(19)【発行国】日本国特許庁(JP)
(12)【公報種別】公開特許公報(A)
(11)【公開番号】P2024070197
(43)【公開日】2024-05-22
(54)【発明の名称】車両用シャッタ式物入れ
(51)【国際特許分類】
B60R 7/04 20060101AFI20240515BHJP
【FI】
B60R7/04 C
【審査請求】未請求
【請求項の数】3
【出願形態】OL
(21)【出願番号】P 2023018547
(22)【出願日】2023-02-09
(31)【優先権主張番号】P 2022180353
(32)【優先日】2022-11-10
(33)【優先権主張国・地域又は機関】JP
(71)【出願人】
【識別番号】000241463
【氏名又は名称】豊田合成株式会社
(74)【代理人】
【識別番号】100105957
【弁理士】
【氏名又は名称】恩田 誠
(74)【代理人】
【識別番号】100068755
【弁理士】
【氏名又は名称】恩田 博宣
(72)【発明者】
【氏名】伊藤 悠青
(72)【発明者】
【氏名】野々川 貴志
【テーマコード(参考)】
3D022
【Fターム(参考)】
3D022CA07
3D022CB01
3D022CC19
3D022CD19
3D022CD29
(57)【要約】
【課題】シャッタの意匠面の自由度の向上と耐熱性の向上との両立を図ることができる。
【解決手段】車両用シャッタ式物入れは、開口部11を有する物入れ本体10と、開口部11の開口面11Aに沿って移動することで開口部11を開閉可能に構成されたシャッタ20と、物入れ本体10と隣り合って設けられ、シャッタ20を湾曲した状態で格納可能に構成されたシャッタ格納部30と、シャッタ20の幅方向の両側に位置し、シャッタ20の移動を案内する一対のガイド溝部40とを備える。シャッタ20は、湾曲可能に構成されたシャッタ本体21と、シャッタ本体21の表面に設けられるクッション層と、クッション層の表面に設けられる表皮層とを有する。クッション層は、立体編物である。表皮層は、樹脂製のフィルムを含む。
------------------------------------------------------------
- 取り組む課題
1) 車両用シャッタ式物入れの公報について、次の問いに答えなさい。
(a) 出願人の氏名又は名称は何か。
(b) 優先日はいつか。
(c) クッション層は何であると述べられているか。
2) 車両用シャッタ式物入れの公報を、最後の文の後から書き継ぎなさい。

[コレクションから採った項目]
------------------------------------------------------------
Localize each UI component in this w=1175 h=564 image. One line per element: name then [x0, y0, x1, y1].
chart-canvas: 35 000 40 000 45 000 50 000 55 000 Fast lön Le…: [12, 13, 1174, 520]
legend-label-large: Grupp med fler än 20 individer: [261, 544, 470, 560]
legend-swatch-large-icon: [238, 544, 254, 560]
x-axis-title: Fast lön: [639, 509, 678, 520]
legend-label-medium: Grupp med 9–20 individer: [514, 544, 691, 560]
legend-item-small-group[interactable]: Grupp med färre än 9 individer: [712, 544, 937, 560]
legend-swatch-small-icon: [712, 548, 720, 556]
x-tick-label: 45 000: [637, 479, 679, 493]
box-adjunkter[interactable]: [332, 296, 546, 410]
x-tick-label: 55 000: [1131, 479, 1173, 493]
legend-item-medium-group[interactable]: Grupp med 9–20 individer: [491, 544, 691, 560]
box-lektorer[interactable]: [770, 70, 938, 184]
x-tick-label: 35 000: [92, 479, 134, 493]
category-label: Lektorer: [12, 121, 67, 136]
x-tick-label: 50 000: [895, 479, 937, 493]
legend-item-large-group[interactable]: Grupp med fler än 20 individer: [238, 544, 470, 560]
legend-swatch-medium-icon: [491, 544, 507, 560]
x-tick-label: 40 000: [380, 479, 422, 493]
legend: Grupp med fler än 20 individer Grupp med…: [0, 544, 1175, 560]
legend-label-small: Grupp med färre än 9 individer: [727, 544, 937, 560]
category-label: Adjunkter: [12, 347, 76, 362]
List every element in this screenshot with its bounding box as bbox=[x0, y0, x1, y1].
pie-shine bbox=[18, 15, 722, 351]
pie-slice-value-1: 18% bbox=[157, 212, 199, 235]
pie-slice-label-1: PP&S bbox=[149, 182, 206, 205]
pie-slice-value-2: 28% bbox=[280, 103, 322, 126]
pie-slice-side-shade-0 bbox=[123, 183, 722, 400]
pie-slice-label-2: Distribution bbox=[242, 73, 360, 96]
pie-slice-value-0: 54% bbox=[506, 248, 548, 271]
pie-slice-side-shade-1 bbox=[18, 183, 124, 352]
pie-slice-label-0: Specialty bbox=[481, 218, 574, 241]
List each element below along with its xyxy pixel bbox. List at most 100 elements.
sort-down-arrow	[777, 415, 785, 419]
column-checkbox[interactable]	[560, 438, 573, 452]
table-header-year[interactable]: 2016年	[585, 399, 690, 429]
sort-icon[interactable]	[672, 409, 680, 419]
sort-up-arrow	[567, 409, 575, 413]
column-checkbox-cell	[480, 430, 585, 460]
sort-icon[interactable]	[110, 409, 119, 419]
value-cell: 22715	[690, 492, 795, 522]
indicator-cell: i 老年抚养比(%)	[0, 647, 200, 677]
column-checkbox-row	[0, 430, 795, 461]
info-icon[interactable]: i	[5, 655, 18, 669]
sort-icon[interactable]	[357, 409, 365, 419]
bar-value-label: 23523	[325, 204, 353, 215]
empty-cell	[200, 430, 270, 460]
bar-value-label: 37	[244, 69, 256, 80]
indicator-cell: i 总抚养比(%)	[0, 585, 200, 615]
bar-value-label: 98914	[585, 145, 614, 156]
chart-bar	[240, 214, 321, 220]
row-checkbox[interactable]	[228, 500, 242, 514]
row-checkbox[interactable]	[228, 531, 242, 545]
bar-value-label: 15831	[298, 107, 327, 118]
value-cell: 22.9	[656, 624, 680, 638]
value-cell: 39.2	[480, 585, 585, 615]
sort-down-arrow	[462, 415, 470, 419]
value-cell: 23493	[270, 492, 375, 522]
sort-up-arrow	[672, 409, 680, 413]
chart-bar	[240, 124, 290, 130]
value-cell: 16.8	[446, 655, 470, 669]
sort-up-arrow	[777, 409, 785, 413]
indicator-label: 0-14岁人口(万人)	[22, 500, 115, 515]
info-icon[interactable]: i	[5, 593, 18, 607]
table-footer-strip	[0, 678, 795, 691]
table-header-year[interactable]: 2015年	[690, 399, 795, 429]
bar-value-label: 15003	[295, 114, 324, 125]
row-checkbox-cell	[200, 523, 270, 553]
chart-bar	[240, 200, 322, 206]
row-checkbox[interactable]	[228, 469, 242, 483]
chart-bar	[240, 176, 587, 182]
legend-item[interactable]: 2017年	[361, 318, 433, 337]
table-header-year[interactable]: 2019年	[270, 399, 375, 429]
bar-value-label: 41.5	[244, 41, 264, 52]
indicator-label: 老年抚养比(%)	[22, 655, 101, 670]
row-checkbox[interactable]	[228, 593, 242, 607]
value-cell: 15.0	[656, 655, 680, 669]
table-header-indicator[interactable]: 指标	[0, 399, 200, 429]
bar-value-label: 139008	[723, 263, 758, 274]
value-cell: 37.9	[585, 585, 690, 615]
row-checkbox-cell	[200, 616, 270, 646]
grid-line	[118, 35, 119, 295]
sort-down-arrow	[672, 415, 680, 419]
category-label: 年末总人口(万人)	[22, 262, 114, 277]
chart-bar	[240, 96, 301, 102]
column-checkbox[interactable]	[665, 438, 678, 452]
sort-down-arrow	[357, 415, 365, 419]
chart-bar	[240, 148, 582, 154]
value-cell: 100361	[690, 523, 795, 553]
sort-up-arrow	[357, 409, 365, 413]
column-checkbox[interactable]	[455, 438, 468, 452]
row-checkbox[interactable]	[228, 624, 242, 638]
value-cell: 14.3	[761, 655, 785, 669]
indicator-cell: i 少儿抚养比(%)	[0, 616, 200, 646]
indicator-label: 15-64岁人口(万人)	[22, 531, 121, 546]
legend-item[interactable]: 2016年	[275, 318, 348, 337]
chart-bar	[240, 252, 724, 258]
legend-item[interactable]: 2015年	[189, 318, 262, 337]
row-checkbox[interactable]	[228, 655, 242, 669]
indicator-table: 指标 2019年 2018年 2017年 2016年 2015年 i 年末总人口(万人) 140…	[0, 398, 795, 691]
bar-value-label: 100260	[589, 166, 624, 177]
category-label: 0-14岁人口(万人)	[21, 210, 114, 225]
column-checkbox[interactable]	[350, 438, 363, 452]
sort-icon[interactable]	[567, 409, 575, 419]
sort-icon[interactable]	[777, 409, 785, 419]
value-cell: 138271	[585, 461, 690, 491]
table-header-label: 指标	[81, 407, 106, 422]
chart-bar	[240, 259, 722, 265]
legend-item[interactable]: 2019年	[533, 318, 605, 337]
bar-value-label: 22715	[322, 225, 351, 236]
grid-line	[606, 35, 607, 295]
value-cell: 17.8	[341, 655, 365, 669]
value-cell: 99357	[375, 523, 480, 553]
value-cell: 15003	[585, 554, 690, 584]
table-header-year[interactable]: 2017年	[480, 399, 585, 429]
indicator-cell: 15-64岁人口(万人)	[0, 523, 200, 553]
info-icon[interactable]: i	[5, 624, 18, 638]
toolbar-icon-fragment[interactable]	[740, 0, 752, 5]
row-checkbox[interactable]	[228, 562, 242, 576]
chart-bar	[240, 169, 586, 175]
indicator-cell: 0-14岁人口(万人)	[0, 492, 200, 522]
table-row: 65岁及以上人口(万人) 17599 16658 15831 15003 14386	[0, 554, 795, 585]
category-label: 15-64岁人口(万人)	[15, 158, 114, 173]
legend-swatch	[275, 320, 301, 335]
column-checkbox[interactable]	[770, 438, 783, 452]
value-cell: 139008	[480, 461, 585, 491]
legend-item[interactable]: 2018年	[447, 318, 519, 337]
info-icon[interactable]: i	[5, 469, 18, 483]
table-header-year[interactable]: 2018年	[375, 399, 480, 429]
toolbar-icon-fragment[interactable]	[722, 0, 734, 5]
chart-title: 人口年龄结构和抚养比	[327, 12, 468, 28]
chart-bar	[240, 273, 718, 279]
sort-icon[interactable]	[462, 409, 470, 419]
------------------------------------------------------------
- 課題の解答
1)
(a) 豊田合成株式会社
(b) 2022-11-10
(c) 立体編物

2)
【選択図】
図2
【特許請求の範囲】
【請求項1】
開口部を有する物入れ本体と、
前記開口部の開口面に沿って移動することで前記開口部を開閉可能に構成されたシャッタと、
前記物入れ本体と隣り合って設けられ、前記シャッタを湾曲した状態で格納可能に構成されたシャッタ格納部と、
前記シャッタの幅方向の両側に位置し、前記シャッタの移動を案内する一対のガイド溝部と、を備えるシャッタ式物入れにおいて、
前記シャッタは、湾曲可能に構成されたシャッタ本体と、前記シャッタ本体の表面に設けられるクッション層と、前記クッション層の表面に設けられる表皮層と、を有し、
前記クッション層は、立体編物であり、
前記表皮層は、樹脂製のフィルムを含む、
車両用シャッタ式物入れ。
【請求項2】
前記立体編物は、前記シャッタ本体の表面に貼着される裏編地層、前記表皮層の裏面に貼着される表編地層、及び前記裏編地層と前記表編地層とを連結する連結糸を有するダブルラッセル編物である、
請求項1に記載の車両用シャッタ式物入れ。
【請求項3】
前記シャッタの移動方向における前記連結糸の密度が、前記幅方向における前記連結糸の密度よりも小さい、
請求項2に記載の車両用シャッタ式物入れ。
【発明の詳細な説明】
【技術分野】
【0001】
本発明は、車両用シャッタ式物入れに関する。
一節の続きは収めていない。